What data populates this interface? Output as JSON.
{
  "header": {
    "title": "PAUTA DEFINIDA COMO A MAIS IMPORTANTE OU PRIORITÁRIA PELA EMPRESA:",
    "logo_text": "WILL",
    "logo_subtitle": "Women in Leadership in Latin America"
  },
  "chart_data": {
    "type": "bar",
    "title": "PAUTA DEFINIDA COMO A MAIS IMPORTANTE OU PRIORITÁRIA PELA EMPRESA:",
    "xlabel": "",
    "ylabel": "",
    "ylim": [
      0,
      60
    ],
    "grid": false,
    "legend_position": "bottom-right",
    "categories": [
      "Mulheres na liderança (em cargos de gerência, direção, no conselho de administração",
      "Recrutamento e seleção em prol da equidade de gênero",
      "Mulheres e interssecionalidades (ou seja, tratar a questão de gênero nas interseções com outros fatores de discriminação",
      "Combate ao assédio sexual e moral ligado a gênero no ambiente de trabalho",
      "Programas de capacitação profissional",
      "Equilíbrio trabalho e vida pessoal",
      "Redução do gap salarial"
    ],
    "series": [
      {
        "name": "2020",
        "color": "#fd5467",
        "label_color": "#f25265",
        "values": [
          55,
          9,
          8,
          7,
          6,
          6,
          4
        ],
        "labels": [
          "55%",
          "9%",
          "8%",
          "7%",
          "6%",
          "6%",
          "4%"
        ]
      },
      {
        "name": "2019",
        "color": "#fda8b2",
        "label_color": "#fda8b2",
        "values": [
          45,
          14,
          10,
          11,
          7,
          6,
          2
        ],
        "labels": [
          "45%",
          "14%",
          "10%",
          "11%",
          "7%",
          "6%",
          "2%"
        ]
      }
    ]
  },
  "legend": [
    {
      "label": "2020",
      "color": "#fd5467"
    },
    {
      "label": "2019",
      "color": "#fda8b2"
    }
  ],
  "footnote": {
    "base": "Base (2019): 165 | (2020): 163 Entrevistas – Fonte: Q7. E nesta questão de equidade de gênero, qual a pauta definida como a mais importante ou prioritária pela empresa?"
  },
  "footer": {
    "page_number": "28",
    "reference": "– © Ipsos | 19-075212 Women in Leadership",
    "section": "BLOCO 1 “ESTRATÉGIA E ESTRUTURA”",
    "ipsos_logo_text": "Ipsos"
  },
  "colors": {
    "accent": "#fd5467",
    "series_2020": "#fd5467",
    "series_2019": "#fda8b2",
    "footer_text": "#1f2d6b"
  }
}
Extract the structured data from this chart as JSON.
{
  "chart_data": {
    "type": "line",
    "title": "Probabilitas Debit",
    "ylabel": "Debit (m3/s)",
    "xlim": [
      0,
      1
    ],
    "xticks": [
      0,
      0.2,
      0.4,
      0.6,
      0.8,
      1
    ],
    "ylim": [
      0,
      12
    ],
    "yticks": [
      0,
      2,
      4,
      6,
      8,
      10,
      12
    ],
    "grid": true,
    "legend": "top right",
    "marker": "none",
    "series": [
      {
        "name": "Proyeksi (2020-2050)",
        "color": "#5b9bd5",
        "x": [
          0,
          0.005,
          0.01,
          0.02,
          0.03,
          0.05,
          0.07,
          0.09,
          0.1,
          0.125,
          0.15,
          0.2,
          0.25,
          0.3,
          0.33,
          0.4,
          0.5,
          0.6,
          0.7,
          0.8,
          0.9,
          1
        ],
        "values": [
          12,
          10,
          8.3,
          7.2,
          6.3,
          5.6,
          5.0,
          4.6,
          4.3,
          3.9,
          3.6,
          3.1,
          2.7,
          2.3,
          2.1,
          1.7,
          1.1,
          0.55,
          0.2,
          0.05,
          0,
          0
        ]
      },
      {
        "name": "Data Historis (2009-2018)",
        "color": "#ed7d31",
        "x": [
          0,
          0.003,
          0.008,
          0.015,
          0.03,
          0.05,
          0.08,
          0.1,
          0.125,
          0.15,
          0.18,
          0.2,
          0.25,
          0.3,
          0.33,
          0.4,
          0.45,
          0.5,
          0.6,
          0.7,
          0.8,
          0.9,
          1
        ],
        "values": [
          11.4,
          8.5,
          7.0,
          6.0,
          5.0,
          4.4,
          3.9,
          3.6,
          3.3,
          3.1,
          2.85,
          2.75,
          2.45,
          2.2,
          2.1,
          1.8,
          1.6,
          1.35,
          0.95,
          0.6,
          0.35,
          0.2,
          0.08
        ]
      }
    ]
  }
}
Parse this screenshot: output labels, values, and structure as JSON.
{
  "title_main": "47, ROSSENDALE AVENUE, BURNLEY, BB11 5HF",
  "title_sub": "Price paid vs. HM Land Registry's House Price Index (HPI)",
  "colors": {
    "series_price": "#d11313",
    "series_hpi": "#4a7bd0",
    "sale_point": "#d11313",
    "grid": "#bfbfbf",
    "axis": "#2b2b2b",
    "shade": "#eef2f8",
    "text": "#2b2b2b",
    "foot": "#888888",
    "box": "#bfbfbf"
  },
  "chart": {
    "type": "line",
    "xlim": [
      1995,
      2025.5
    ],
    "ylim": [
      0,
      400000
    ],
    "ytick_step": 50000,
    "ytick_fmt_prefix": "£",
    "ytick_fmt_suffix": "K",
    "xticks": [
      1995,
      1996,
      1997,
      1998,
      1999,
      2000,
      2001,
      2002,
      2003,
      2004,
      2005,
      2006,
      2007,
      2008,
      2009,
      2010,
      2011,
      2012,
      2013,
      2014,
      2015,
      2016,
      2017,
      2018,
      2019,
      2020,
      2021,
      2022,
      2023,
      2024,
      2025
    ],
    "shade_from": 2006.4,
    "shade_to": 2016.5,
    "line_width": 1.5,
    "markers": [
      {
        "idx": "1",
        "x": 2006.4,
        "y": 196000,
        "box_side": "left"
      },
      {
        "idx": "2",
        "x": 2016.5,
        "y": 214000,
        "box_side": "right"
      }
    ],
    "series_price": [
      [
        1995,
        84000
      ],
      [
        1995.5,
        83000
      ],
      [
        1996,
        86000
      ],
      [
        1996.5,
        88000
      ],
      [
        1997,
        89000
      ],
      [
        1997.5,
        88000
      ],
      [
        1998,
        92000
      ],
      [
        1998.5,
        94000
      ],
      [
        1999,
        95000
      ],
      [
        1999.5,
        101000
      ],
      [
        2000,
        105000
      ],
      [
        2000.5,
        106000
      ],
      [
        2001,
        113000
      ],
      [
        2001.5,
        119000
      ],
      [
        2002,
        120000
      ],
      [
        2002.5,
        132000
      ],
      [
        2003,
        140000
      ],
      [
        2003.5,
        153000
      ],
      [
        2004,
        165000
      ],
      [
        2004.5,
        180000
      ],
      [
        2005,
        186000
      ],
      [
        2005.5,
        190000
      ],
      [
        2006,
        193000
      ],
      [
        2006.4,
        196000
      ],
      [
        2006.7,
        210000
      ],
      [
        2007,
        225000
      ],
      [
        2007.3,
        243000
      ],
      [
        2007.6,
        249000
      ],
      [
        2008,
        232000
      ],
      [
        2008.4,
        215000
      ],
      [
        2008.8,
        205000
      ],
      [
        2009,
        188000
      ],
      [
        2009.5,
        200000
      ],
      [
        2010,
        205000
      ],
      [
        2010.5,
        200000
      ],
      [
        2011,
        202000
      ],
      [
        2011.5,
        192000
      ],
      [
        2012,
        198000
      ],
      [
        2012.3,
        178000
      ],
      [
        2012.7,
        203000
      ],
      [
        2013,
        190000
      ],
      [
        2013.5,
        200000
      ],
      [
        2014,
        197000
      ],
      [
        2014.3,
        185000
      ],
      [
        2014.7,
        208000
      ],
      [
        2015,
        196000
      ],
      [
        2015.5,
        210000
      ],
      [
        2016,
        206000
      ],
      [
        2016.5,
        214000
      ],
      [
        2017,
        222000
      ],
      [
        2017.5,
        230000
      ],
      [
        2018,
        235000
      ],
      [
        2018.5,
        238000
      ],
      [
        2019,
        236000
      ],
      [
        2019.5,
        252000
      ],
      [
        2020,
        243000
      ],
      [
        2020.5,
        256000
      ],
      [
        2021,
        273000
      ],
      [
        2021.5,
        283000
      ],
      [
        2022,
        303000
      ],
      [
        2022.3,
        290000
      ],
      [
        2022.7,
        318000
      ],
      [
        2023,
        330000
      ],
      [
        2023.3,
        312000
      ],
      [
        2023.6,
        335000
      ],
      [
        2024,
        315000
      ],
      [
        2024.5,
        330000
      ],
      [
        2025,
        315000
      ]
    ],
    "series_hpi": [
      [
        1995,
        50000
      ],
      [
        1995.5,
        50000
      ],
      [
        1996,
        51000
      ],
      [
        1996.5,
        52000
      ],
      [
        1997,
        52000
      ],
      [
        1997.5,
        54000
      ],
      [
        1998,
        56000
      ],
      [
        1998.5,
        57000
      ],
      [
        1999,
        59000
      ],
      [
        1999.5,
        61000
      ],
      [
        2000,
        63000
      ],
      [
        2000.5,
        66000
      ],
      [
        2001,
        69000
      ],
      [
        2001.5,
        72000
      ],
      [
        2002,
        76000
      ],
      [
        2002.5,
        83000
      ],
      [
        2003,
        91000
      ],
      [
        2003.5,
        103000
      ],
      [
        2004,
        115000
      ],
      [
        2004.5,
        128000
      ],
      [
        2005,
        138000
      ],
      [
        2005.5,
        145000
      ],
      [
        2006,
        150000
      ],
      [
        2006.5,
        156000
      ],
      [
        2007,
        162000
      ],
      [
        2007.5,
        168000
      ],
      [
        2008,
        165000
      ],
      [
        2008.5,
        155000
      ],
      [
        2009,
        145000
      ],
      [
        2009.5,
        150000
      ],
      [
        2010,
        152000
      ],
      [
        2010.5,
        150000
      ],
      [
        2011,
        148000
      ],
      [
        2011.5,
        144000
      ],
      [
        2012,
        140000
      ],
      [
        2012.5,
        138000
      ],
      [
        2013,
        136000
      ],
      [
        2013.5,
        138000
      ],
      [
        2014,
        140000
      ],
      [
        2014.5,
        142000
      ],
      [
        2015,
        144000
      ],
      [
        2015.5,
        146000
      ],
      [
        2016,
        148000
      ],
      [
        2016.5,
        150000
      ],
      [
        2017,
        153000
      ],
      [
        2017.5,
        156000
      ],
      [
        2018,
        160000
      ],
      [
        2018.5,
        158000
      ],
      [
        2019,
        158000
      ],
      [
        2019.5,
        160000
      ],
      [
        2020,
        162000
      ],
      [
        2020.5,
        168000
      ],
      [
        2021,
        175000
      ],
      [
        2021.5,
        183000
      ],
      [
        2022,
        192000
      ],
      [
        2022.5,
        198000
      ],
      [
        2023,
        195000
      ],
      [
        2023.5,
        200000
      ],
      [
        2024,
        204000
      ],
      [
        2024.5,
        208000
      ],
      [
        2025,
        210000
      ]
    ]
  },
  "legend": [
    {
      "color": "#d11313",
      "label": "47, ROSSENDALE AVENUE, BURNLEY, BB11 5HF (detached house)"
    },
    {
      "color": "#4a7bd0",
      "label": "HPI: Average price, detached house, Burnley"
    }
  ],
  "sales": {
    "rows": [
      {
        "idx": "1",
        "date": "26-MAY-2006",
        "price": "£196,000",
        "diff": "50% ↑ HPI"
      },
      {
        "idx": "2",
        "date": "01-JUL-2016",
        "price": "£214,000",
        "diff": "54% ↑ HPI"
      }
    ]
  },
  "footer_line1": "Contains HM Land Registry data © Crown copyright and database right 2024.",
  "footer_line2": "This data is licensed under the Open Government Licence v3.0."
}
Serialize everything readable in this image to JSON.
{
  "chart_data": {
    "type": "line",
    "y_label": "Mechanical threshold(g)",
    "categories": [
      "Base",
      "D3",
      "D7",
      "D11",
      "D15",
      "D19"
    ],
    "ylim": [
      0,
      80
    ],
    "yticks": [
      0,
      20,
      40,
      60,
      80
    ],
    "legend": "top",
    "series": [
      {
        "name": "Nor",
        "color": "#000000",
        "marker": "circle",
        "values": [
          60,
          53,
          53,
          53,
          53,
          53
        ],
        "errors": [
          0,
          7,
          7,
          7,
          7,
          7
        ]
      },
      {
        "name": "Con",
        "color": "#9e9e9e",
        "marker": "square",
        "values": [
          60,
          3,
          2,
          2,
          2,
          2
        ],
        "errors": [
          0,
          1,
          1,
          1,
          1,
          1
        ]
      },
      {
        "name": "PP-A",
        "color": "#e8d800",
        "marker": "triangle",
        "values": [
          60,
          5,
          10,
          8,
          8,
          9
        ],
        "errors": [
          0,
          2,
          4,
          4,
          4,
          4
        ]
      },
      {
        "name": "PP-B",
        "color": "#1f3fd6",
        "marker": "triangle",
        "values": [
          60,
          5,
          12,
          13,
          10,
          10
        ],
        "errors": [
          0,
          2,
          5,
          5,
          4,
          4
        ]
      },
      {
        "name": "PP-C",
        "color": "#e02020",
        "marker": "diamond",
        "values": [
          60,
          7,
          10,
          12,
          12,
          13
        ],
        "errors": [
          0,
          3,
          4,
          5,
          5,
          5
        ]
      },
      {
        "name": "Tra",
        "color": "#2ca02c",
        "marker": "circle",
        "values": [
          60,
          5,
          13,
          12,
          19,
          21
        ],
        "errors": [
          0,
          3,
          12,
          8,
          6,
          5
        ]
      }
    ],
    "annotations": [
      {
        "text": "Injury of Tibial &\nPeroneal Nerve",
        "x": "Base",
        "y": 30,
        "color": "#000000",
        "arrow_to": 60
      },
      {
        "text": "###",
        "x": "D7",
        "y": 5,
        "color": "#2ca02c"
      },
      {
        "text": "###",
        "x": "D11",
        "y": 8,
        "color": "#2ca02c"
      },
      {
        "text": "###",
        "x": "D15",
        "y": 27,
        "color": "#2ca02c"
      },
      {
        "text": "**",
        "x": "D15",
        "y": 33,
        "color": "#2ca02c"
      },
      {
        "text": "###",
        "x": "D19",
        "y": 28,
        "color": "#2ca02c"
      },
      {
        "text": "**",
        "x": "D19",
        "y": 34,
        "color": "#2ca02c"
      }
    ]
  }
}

☆ ☆ ☆

TO BE DONE.
Only a number is wanted: how many lines contain "Leadership"?

ANSWER FOR THE TASK.
2